EXERCISE GOAL
Restate the records in their entirety, word for word.

*** PROVIDED DATA

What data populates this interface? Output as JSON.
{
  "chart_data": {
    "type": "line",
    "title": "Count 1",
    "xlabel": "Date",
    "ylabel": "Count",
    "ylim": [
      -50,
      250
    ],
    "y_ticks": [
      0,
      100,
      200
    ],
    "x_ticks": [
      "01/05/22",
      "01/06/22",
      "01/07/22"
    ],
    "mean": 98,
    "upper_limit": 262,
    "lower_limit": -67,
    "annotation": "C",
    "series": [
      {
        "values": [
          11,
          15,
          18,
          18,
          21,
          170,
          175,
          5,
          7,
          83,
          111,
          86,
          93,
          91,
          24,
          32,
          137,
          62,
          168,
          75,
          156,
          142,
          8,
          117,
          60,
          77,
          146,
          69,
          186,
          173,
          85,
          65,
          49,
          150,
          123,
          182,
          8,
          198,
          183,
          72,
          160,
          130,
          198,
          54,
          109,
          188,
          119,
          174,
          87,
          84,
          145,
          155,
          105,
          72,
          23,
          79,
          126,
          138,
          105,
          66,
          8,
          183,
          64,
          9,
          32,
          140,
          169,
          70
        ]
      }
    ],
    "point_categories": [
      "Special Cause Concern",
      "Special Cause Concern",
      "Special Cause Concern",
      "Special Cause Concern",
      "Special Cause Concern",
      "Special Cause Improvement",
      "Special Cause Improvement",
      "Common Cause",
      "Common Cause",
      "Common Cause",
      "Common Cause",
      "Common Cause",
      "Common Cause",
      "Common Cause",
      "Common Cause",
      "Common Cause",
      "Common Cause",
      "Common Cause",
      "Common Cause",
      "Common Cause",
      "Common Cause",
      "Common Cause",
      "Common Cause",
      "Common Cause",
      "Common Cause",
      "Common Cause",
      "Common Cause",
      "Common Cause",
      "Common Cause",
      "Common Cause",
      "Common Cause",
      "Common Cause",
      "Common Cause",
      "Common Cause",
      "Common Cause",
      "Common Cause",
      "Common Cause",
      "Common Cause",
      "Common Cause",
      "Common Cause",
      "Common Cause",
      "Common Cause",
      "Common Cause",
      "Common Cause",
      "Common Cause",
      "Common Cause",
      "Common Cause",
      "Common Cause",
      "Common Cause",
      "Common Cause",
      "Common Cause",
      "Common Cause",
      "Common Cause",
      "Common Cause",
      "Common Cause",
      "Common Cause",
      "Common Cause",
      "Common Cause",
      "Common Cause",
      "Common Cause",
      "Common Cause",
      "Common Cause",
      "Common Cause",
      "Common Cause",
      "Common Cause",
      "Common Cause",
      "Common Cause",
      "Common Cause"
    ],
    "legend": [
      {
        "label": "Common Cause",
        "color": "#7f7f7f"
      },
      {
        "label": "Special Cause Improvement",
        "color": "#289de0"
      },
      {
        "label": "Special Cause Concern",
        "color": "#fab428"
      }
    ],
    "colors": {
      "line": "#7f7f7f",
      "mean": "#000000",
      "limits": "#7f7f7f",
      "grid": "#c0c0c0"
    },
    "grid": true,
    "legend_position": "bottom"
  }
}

******

FINISHED ANSWER
What data populates this interface? Output as JSON.
{
  "chart_data": {
    "type": "line",
    "title": "Count 1",
    "xlabel": "Date",
    "ylabel": "Count",
    "ylim": [
      -50,
      250
    ],
    "y_ticks": [
      0,
      100,
      200
    ],
    "x_ticks": [
      "01/05/22",
      "01/06/22",
      "01/07/22"
    ],
    "mean": 98,
    "upper_limit": 262,
    "lower_limit": -67,
    "annotation": "C",
    "series": [
      {
        "values": [
          11,
          15,
          18,
          18,
          21,
          170,
          175,
          5,
          7,
          83,
          111,
          86,
          93,
          91,
          24,
          32,
          137,
          62,
          168,
          75,
          156,
          142,
          8,
          117,
          60,
          77,
          146,
          69,
          186,
          173,
          85,
          65,
          49,
          150,
          123,
          182,
          8,
          198,
          183,
          72,
          160,
          130,
          198,
          54,
          109,
          188,
          119,
          174,
          87,
          84,
          145,
          155,
          105,
          72,
          23,
          79,
          126,
          138,
          105,
          66,
          8,
          183,
          64,
          9,
          32,
          140,
          169,
          70
        ]
      }
    ],
    "point_categories": [
      "Special Cause Concern",
      "Special Cause Concern",
      "Special Cause Concern",
      "Special Cause Concern",
      "Special Cause Concern",
      "Special Cause Improvement",
      "Special Cause Improvement",
      "Common Cause",
      "Common Cause",
      "Common Cause",
      "Common Cause",
      "Common Cause",
      "Common Cause",
      "Common Cause",
      "Common Cause",
      "Common Cause",
      "Common Cause",
      "Common Cause",
      "Common Cause",
      "Common Cause",
      "Common Cause",
      "Common Cause",
      "Common Cause",
      "Common Cause",
      "Common Cause",
      "Common Cause",
      "Common Cause",
      "Common Cause",
      "Common Cause",
      "Common Cause",
      "Common Cause",
      "Common Cause",
      "Common Cause",
      "Common Cause",
      "Common Cause",
      "Common Cause",
      "Common Cause",
      "Common Cause",
      "Common Cause",
      "Common Cause",
      "Common Cause",
      "Common Cause",
      "Common Cause",
      "Common Cause",
      "Common Cause",
      "Common Cause",
      "Common Cause",
      "Common Cause",
      "Common Cause",
      "Common Cause",
      "Common Cause",
      "Common Cause",
      "Common Cause",
      "Common Cause",
      "Common Cause",
      "Common Cause",
      "Common Cause",
      "Common Cause",
      "Common Cause",
      "Common Cause",
      "Common Cause",
      "Common Cause",
      "Common Cause",
      "Common Cause",
      "Common Cause",
      "Common Cause",
      "Common Cause",
      "Common Cause"
    ],
    "legend": [
      {
        "label": "Common Cause",
        "color": "#7f7f7f"
      },
      {
        "label": "Special Cause Improvement",
        "color": "#289de0"
      },
      {
        "label": "Special Cause Concern",
        "color": "#fab428"
      }
    ],
    "colors": {
      "line": "#7f7f7f",
      "mean": "#000000",
      "limits": "#7f7f7f",
      "grid": "#c0c0c0"
    },
    "grid": true,
    "legend_position": "bottom"
  }
}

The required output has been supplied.